[Region annotation records]
========================================================================

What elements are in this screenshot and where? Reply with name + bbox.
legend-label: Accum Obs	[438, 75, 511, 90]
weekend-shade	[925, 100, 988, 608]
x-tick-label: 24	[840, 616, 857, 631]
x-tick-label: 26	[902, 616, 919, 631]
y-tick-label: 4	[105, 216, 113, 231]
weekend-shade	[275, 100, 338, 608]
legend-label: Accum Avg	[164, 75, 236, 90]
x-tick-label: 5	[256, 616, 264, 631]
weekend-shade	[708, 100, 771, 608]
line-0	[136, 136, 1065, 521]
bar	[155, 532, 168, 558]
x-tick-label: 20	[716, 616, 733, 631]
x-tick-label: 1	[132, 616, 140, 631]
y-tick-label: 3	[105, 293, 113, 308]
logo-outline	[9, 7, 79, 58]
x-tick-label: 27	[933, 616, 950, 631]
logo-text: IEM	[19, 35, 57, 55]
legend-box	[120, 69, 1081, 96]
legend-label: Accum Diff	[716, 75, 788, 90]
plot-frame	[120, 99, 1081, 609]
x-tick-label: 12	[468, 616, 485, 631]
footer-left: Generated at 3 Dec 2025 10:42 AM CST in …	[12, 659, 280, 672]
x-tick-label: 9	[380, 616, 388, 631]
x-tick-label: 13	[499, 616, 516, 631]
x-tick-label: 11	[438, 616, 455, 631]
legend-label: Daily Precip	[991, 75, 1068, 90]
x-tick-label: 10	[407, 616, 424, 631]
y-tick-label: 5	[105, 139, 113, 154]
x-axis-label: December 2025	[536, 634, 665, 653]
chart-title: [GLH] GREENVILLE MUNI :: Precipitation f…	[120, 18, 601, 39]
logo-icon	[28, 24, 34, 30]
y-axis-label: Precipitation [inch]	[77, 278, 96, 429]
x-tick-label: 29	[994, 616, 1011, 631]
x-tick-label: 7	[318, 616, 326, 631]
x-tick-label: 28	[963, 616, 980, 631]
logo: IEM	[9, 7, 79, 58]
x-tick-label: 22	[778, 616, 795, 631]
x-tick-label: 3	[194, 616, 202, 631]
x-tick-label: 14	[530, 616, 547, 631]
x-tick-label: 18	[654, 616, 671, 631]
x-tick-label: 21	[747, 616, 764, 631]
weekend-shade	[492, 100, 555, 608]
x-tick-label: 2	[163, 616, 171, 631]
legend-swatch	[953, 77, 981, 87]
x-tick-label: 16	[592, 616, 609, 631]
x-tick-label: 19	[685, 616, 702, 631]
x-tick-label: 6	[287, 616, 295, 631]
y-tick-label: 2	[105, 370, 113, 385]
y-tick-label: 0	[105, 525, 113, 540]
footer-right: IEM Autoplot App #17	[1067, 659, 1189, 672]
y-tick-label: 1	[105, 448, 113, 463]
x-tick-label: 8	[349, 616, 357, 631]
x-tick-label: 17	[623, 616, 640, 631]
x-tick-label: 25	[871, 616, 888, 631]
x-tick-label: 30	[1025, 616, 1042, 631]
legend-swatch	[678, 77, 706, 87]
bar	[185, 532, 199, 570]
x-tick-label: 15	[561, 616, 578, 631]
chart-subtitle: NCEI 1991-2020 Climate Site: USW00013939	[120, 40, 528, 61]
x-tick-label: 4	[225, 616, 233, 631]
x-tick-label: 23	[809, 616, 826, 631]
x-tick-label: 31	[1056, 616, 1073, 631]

========================================================================

__Written instruction__. Copy out every line of the records above, character for character.

__Answer to this task__.
What elements are in this screenshot and where? Reply with name + bbox.
legend-label: Accum Obs	[438, 75, 511, 90]
weekend-shade	[925, 100, 988, 608]
x-tick-label: 24	[840, 616, 857, 631]
x-tick-label: 26	[902, 616, 919, 631]
y-tick-label: 4	[105, 216, 113, 231]
weekend-shade	[275, 100, 338, 608]
legend-label: Accum Avg	[164, 75, 236, 90]
x-tick-label: 5	[256, 616, 264, 631]
weekend-shade	[708, 100, 771, 608]
line-0	[136, 136, 1065, 521]
bar	[155, 532, 168, 558]
x-tick-label: 20	[716, 616, 733, 631]
x-tick-label: 1	[132, 616, 140, 631]
y-tick-label: 3	[105, 293, 113, 308]
logo-outline	[9, 7, 79, 58]
x-tick-label: 27	[933, 616, 950, 631]
logo-text: IEM	[19, 35, 57, 55]
legend-box	[120, 69, 1081, 96]
legend-label: Accum Diff	[716, 75, 788, 90]
plot-frame	[120, 99, 1081, 609]
x-tick-label: 12	[468, 616, 485, 631]
footer-left: Generated at 3 Dec 2025 10:42 AM CST in …	[12, 659, 280, 672]
x-tick-label: 9	[380, 616, 388, 631]
x-tick-label: 13	[499, 616, 516, 631]
x-tick-label: 11	[438, 616, 455, 631]
legend-label: Daily Precip	[991, 75, 1068, 90]
x-tick-label: 10	[407, 616, 424, 631]
y-tick-label: 5	[105, 139, 113, 154]
x-axis-label: December 2025	[536, 634, 665, 653]
chart-title: [GLH] GREENVILLE MUNI :: Precipitation f…	[120, 18, 601, 39]
logo-icon	[28, 24, 34, 30]
y-axis-label: Precipitation [inch]	[77, 278, 96, 429]
x-tick-label: 29	[994, 616, 1011, 631]
x-tick-label: 7	[318, 616, 326, 631]
x-tick-label: 28	[963, 616, 980, 631]
logo: IEM	[9, 7, 79, 58]
x-tick-label: 22	[778, 616, 795, 631]
x-tick-label: 3	[194, 616, 202, 631]
x-tick-label: 14	[530, 616, 547, 631]
x-tick-label: 18	[654, 616, 671, 631]
x-tick-label: 21	[747, 616, 764, 631]
weekend-shade	[492, 100, 555, 608]
x-tick-label: 2	[163, 616, 171, 631]
legend-swatch	[953, 77, 981, 87]
x-tick-label: 16	[592, 616, 609, 631]
x-tick-label: 19	[685, 616, 702, 631]
x-tick-label: 6	[287, 616, 295, 631]
y-tick-label: 2	[105, 370, 113, 385]
y-tick-label: 0	[105, 525, 113, 540]
footer-right: IEM Autoplot App #17	[1067, 659, 1189, 672]
y-tick-label: 1	[105, 448, 113, 463]
x-tick-label: 8	[349, 616, 357, 631]
x-tick-label: 17	[623, 616, 640, 631]
x-tick-label: 25	[871, 616, 888, 631]
x-tick-label: 30	[1025, 616, 1042, 631]
legend-swatch	[678, 77, 706, 87]
bar	[185, 532, 199, 570]
x-tick-label: 15	[561, 616, 578, 631]
chart-subtitle: NCEI 1991-2020 Climate Site: USW00013939	[120, 40, 528, 61]
x-tick-label: 4	[225, 616, 233, 631]
x-tick-label: 23	[809, 616, 826, 631]
x-tick-label: 31	[1056, 616, 1073, 631]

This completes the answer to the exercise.